Repeat all of the data precisely.

>> BEGIN Given data

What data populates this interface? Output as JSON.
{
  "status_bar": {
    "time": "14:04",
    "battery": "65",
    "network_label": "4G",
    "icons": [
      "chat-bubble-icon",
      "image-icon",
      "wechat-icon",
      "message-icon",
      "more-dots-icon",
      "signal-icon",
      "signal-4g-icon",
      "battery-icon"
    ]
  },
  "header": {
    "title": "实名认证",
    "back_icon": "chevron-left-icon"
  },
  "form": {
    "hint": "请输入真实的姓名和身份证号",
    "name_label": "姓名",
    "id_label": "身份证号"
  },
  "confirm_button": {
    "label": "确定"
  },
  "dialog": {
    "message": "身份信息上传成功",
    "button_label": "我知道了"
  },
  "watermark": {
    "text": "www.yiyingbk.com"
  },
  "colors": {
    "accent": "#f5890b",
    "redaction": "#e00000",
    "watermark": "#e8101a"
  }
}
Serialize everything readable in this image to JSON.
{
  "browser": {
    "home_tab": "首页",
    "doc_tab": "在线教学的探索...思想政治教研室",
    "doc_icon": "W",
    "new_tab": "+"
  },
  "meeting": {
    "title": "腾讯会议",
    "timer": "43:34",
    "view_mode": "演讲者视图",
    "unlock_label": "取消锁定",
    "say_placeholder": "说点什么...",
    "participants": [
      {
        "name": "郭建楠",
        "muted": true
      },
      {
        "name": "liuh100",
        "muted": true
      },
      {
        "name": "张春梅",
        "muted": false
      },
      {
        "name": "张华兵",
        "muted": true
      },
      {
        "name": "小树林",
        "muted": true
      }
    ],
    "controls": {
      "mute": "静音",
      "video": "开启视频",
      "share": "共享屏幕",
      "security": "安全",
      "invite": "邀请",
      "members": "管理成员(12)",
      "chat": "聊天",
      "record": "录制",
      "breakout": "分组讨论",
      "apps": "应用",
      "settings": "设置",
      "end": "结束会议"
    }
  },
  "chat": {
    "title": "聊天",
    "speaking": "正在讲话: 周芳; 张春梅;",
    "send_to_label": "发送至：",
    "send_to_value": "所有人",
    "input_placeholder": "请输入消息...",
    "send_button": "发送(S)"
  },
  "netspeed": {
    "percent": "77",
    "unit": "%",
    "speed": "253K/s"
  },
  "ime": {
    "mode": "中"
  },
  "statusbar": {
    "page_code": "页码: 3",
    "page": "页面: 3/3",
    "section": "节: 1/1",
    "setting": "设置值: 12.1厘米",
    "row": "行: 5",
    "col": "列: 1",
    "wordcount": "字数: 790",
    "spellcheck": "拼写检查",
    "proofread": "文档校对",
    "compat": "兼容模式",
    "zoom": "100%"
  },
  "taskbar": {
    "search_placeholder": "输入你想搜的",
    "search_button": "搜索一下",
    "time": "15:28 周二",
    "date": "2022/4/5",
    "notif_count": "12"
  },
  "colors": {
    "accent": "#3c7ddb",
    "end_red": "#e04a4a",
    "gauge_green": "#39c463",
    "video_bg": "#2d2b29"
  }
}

>> END Given data

__Task result__
What data populates this interface? Output as JSON.
{
  "status_bar": {
    "time": "14:04",
    "battery": "65",
    "network_label": "4G",
    "icons": [
      "chat-bubble-icon",
      "image-icon",
      "wechat-icon",
      "message-icon",
      "more-dots-icon",
      "signal-icon",
      "signal-4g-icon",
      "battery-icon"
    ]
  },
  "header": {
    "title": "实名认证",
    "back_icon": "chevron-left-icon"
  },
  "form": {
    "hint": "请输入真实的姓名和身份证号",
    "name_label": "姓名",
    "id_label": "身份证号"
  },
  "confirm_button": {
    "label": "确定"
  },
  "dialog": {
    "message": "身份信息上传成功",
    "button_label": "我知道了"
  },
  "watermark": {
    "text": "www.yiyingbk.com"
  },
  "colors": {
    "accent": "#f5890b",
    "redaction": "#e00000",
    "watermark": "#e8101a"
  }
}
Serialize everything readable in this image to JSON.
{
  "browser": {
    "home_tab": "首页",
    "doc_tab": "在线教学的探索...思想政治教研室",
    "doc_icon": "W",
    "new_tab": "+"
  },
  "meeting": {
    "title": "腾讯会议",
    "timer": "43:34",
    "view_mode": "演讲者视图",
    "unlock_label": "取消锁定",
    "say_placeholder": "说点什么...",
    "participants": [
      {
        "name": "郭建楠",
        "muted": true
      },
      {
        "name": "liuh100",
        "muted": true
      },
      {
        "name": "张春梅",
        "muted": false
      },
      {
        "name": "张华兵",
        "muted": true
      },
      {
        "name": "小树林",
        "muted": true
      }
    ],
    "controls": {
      "mute": "静音",
      "video": "开启视频",
      "share": "共享屏幕",
      "security": "安全",
      "invite": "邀请",
      "members": "管理成员(12)",
      "chat": "聊天",
      "record": "录制",
      "breakout": "分组讨论",
      "apps": "应用",
      "settings": "设置",
      "end": "结束会议"
    }
  },
  "chat": {
    "title": "聊天",
    "speaking": "正在讲话: 周芳; 张春梅;",
    "send_to_label": "发送至：",
    "send_to_value": "所有人",
    "input_placeholder": "请输入消息...",
    "send_button": "发送(S)"
  },
  "netspeed": {
    "percent": "77",
    "unit": "%",
    "speed": "253K/s"
  },
  "ime": {
    "mode": "中"
  },
  "statusbar": {
    "page_code": "页码: 3",
    "page": "页面: 3/3",
    "section": "节: 1/1",
    "setting": "设置值: 12.1厘米",
    "row": "行: 5",
    "col": "列: 1",
    "wordcount": "字数: 790",
    "spellcheck": "拼写检查",
    "proofread": "文档校对",
    "compat": "兼容模式",
    "zoom": "100%"
  },
  "taskbar": {
    "search_placeholder": "输入你想搜的",
    "search_button": "搜索一下",
    "time": "15:28 周二",
    "date": "2022/4/5",
    "notif_count": "12"
  },
  "colors": {
    "accent": "#3c7ddb",
    "end_red": "#e04a4a",
    "gauge_green": "#39c463",
    "video_bg": "#2d2b29"
  }
}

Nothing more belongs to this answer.